Specificity in Architecture – Shared Principles

All of our work seeks to be idea driven – meaning we hope to bring something beyond program, budget, schedule and site constraints to each design challenge. Our website includes a tab that describes 7 ideas that have inspired us for more than two decades. To conclude our blog series on these ideas – I offer a few thoughts on “Specificity”.

Specificity recognizes that every site is unique and demands a particular response. While we remain interested in architectural typology – we seek to imbue our work with the idiosyncratic, the special and often the romantic. We are inspired by both myth and fact – by daily rituals and spontaneous happenings. Sometimes we start with the local or the tested or the familiar and then attempt to offer it up in a way the invites fresh inspection. This can be at the scale of a detail or material or even a program. I offer three examples below (by others) of what I think we are driving at.

Donnell House in Sonoma

1. The Donnell House Swimming Pool (Sonoma, CA)
This pool designed by noted landscape architect Thomas Church in 1948 is regarded as the “mother” of all kidney-shaped pools. If one studies the photos of the pool – it is possible to make out a series of vernal pools off in the distance. The organic shape of the pool links itself to these shallow mirrors of water down in the valley below. The design makes a direct link to its setting. Church didn’t simply design “a” pool – but rather he created “the” pool for that site.


Eileen Gray's "Occasional Table"

::::::::

- Complete the following:
- A) According to the essay on specificity in architecture, who designed the Donnell House swimming pool, and in what year?
- B) Write the next part of the essay on specificity in architecture, picking up after its last line.

::::::::

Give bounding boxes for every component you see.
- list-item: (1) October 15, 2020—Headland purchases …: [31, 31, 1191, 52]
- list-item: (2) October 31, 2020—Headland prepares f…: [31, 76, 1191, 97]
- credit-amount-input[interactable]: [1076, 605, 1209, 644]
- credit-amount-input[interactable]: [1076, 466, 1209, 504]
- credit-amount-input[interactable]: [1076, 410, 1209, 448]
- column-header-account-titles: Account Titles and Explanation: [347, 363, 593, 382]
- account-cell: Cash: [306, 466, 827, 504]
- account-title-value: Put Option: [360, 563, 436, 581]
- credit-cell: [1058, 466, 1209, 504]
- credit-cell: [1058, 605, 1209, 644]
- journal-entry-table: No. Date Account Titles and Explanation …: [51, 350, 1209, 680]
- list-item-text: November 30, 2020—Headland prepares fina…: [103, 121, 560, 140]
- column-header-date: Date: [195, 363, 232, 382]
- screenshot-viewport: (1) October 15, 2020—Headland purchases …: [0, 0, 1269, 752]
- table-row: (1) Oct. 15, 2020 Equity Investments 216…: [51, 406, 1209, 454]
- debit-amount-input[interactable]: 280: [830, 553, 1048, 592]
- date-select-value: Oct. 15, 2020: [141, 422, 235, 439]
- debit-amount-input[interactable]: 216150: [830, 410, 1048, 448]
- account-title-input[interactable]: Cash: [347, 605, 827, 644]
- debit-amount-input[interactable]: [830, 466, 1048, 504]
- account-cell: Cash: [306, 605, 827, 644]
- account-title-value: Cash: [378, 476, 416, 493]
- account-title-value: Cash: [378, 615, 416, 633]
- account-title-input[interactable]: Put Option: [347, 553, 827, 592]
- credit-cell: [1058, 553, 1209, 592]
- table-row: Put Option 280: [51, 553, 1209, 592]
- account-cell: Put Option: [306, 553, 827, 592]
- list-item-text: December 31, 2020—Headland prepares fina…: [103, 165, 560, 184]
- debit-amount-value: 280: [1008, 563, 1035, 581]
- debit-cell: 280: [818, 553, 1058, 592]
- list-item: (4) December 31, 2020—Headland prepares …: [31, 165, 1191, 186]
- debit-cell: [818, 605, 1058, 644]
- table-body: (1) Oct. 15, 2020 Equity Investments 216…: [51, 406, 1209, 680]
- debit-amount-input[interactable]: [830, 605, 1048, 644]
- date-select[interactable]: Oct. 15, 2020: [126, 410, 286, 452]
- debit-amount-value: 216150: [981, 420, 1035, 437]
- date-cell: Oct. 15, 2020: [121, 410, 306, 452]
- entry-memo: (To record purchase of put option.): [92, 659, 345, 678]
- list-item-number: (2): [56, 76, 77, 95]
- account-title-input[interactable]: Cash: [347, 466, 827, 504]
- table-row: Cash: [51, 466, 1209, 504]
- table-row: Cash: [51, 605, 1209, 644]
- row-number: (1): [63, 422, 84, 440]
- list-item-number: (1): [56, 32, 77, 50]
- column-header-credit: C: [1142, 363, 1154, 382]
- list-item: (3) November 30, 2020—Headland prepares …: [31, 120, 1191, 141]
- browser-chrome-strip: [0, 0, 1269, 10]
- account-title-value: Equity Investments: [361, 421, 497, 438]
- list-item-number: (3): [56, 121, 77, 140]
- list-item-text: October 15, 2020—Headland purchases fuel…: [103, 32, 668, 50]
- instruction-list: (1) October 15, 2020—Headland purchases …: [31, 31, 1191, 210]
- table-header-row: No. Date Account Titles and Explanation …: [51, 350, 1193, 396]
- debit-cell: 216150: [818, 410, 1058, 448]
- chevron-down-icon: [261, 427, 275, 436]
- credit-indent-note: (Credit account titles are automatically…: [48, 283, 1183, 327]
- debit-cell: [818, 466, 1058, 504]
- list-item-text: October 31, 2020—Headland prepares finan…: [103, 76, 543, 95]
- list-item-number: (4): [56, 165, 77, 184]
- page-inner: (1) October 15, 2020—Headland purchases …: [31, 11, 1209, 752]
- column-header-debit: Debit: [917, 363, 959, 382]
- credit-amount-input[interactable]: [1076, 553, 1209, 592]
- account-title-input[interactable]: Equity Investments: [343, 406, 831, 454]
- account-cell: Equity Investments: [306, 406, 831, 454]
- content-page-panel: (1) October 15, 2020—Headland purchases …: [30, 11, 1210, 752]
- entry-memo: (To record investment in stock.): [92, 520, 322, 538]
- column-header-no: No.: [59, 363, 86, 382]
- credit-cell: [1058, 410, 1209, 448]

::::::::

- Results for each task:
- A) Landscape architect Thomas Church designed it in 1948.

- B)
2. Occasional Table (Eileen Gray, 1927)
Part of a group of pieces designed for the seaside love shack (Eileen Gray’s E-1027 House) she shared with Jean Badovici – this iconic little piece of furniture illustrates the power of specificity brought down to the level of a simple side table. The table was originally designed for Eileen’s sister (an occasional guest) who enjoyed breakfast in bed. Adjustable, lightweight and movable – the offset base allows one to pull the surface bed or chair- side. The table also folds down to allow for easy storage. It is as simple and functional as a good Shaker designed piece.


Thomas Jefferson's "Chambersea"

3. General Thomas Jefferson Chambers House, “Chambersea” (Anahuac, TX)
Perfectly adapted to its site and setting – this diminutive 4-room dwelling is one our favorite touchstones. Broad roofed porches on the north and south sides offer additional seasonal living space while shielding the rooms from direct heat gain. Vertical circulation (a spiral stair) is outside on the porch to leave rooms open and flexible. The decorative lattice on the west buffers against the late afternoon sun. The dwellings narrow section and opposing windows invite cross-ventilation. The owner’s love for Texas is proclaimed in the star shaped window.

Do you have any examples of “Specifity” in architecture and design??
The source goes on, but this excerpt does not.